Stated task>
Copy every line in which the string "this" occurs.
_ _ _
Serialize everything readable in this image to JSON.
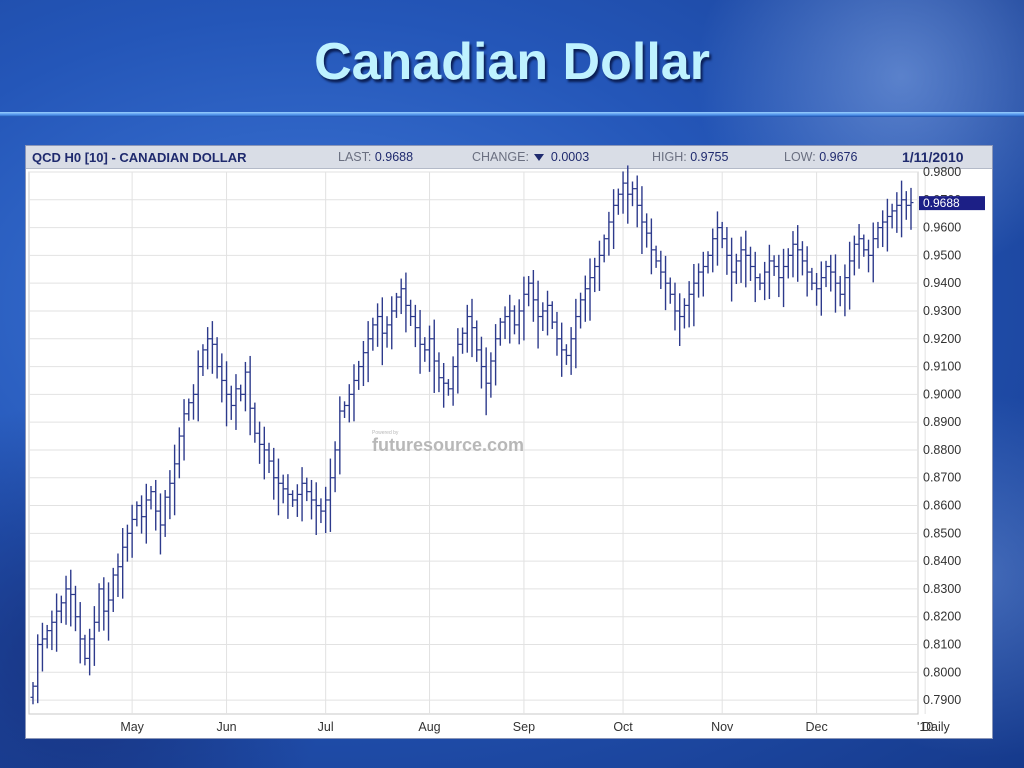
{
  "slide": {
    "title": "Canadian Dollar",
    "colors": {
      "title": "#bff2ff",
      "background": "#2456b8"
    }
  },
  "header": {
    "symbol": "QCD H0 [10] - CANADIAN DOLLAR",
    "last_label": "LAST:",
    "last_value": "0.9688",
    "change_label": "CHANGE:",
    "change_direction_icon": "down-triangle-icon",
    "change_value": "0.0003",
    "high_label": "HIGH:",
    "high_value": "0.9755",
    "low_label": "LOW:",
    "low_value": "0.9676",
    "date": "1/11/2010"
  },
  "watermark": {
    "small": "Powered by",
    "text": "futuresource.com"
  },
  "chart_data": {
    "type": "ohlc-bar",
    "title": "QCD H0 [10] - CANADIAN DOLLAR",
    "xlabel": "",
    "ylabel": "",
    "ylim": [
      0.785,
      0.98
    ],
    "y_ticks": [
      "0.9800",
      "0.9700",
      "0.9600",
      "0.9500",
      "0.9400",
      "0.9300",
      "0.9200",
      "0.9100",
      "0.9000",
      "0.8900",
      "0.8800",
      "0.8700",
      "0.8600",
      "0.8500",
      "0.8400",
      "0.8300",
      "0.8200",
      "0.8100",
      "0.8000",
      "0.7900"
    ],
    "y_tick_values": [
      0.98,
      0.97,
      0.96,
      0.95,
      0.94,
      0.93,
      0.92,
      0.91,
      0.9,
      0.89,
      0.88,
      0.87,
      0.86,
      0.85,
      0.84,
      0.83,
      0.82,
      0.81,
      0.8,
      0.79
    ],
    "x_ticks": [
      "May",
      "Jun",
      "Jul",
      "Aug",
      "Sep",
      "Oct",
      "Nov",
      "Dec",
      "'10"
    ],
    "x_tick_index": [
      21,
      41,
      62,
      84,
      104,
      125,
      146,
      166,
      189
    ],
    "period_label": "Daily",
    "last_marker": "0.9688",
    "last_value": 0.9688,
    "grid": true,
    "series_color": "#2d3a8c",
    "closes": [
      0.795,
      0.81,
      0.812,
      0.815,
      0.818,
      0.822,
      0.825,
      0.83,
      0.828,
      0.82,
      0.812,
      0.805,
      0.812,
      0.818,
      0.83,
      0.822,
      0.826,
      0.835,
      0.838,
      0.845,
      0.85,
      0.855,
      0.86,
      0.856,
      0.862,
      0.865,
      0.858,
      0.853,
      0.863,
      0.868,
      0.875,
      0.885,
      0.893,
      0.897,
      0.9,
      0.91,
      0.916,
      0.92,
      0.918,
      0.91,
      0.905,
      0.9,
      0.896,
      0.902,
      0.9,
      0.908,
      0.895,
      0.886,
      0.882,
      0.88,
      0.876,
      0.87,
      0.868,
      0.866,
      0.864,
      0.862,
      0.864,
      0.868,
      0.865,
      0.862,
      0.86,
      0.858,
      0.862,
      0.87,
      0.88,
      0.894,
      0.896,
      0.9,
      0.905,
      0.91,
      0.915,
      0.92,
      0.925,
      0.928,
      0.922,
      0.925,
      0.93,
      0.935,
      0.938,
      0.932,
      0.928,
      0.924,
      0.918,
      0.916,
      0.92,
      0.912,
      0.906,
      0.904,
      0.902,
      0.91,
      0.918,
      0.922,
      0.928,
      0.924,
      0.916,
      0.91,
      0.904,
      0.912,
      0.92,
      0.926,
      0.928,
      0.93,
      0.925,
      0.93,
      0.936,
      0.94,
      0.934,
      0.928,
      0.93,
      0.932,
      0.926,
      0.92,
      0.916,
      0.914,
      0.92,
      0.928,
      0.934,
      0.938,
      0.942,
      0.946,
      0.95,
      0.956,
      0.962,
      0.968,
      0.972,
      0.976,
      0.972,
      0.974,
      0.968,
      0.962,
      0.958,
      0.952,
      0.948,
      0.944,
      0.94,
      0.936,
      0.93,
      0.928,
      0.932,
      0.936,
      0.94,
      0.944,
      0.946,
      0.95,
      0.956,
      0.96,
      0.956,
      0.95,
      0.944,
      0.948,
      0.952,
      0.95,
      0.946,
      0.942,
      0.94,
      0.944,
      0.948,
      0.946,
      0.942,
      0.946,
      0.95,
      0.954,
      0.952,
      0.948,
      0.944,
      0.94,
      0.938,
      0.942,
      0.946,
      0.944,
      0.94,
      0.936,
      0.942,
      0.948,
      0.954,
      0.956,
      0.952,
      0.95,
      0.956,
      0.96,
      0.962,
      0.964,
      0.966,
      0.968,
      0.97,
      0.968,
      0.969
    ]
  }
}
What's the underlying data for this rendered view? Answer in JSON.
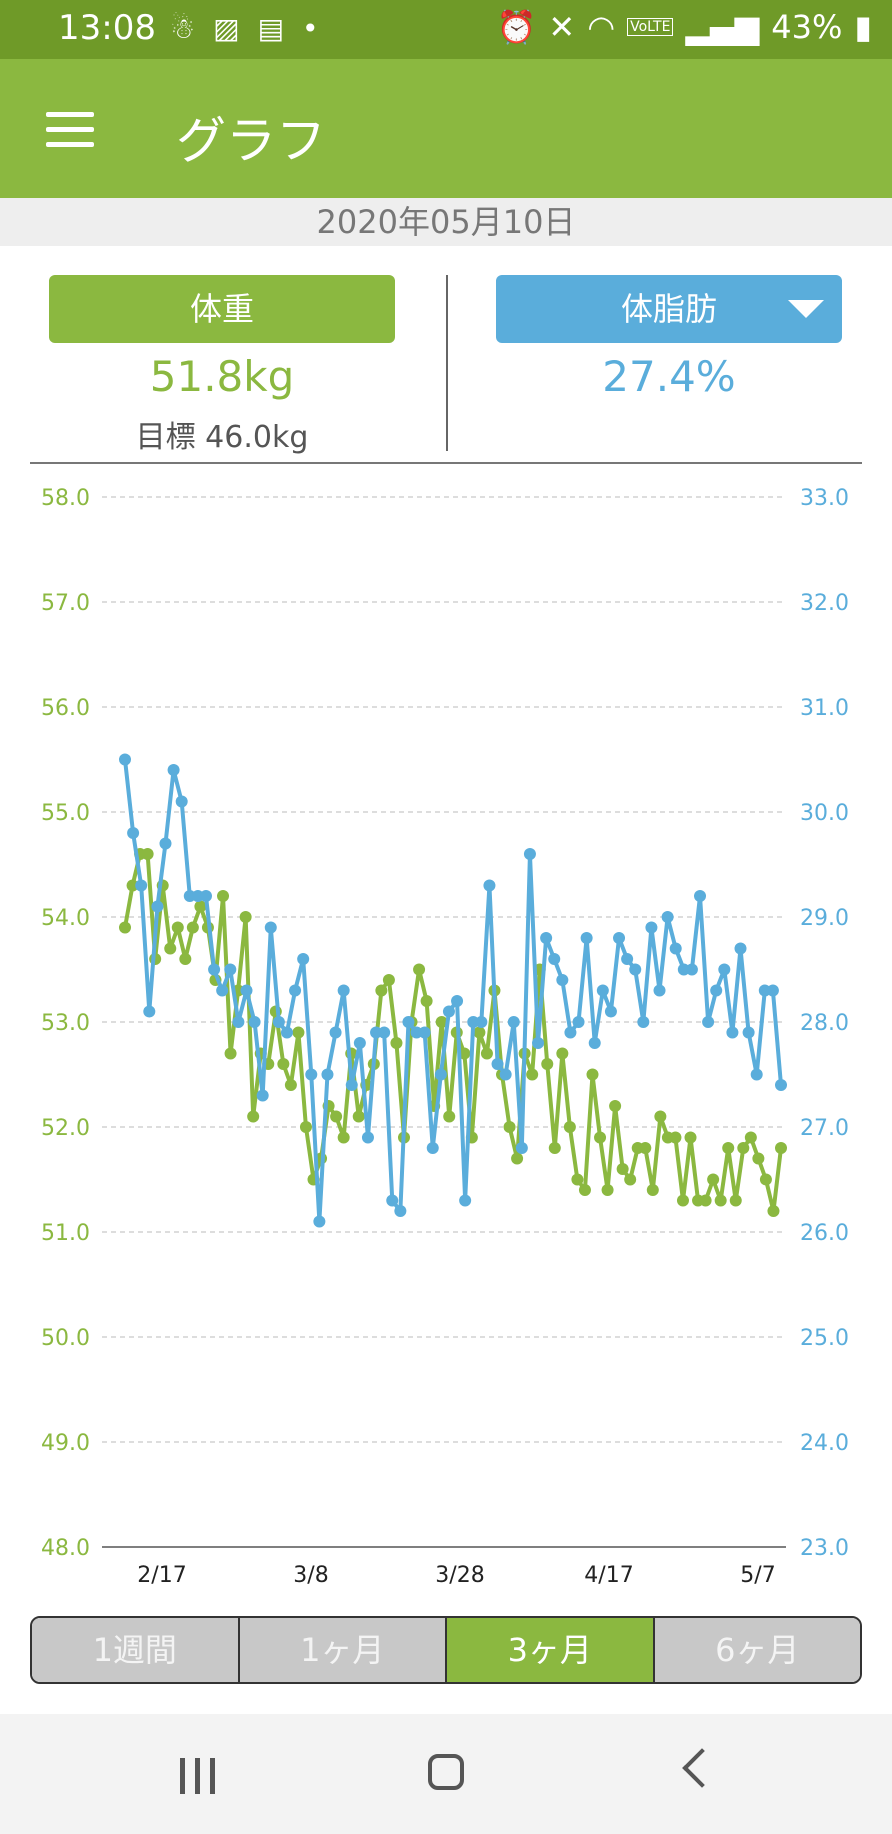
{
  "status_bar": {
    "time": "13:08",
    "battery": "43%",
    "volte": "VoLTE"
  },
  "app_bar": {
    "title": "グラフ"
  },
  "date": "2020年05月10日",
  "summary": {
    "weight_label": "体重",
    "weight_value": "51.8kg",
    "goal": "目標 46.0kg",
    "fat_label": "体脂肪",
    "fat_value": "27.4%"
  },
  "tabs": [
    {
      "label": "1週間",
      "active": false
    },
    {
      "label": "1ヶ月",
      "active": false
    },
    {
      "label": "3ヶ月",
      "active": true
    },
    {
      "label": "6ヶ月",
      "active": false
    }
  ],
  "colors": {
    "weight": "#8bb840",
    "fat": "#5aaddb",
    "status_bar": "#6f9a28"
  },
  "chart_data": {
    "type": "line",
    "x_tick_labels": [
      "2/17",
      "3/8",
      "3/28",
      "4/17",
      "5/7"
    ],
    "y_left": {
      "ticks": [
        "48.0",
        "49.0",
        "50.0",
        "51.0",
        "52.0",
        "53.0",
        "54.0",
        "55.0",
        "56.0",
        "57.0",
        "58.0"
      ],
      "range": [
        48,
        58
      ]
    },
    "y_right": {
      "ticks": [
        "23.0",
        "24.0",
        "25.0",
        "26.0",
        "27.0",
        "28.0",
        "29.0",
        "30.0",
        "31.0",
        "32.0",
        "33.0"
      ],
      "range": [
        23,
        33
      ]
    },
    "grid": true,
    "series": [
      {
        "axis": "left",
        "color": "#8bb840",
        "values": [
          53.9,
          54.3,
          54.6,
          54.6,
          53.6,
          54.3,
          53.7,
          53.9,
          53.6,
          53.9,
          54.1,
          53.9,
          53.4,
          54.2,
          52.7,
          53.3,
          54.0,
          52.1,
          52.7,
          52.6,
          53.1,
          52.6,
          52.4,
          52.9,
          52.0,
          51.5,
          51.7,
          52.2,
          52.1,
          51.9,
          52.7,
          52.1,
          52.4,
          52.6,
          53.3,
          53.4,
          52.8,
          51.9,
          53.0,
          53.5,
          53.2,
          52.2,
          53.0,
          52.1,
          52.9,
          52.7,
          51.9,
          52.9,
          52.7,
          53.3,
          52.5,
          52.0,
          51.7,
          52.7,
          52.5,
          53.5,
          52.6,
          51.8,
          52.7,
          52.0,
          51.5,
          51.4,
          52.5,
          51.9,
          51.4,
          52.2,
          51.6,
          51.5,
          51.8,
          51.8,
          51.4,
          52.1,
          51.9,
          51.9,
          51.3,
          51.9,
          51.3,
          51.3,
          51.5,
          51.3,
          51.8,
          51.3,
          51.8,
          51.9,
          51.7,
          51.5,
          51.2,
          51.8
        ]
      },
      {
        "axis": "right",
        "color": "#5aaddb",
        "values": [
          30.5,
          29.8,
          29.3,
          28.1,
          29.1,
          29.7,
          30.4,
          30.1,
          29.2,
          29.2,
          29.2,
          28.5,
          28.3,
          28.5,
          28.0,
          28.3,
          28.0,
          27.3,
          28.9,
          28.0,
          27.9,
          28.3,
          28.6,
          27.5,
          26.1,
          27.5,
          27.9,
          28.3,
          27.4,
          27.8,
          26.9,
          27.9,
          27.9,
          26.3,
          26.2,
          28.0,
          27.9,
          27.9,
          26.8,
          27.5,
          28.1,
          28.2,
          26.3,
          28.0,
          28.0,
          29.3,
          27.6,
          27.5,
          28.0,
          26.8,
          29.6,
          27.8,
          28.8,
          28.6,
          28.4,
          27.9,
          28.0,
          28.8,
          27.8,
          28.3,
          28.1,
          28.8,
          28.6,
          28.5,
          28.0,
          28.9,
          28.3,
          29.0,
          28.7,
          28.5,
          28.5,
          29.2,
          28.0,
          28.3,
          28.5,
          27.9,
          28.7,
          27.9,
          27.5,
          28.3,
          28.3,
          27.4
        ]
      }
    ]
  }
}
_ _ _
Written response>
Serialize everything readable in this image to JSON.
What's the underlying data for this rendered view? Answer in JSON.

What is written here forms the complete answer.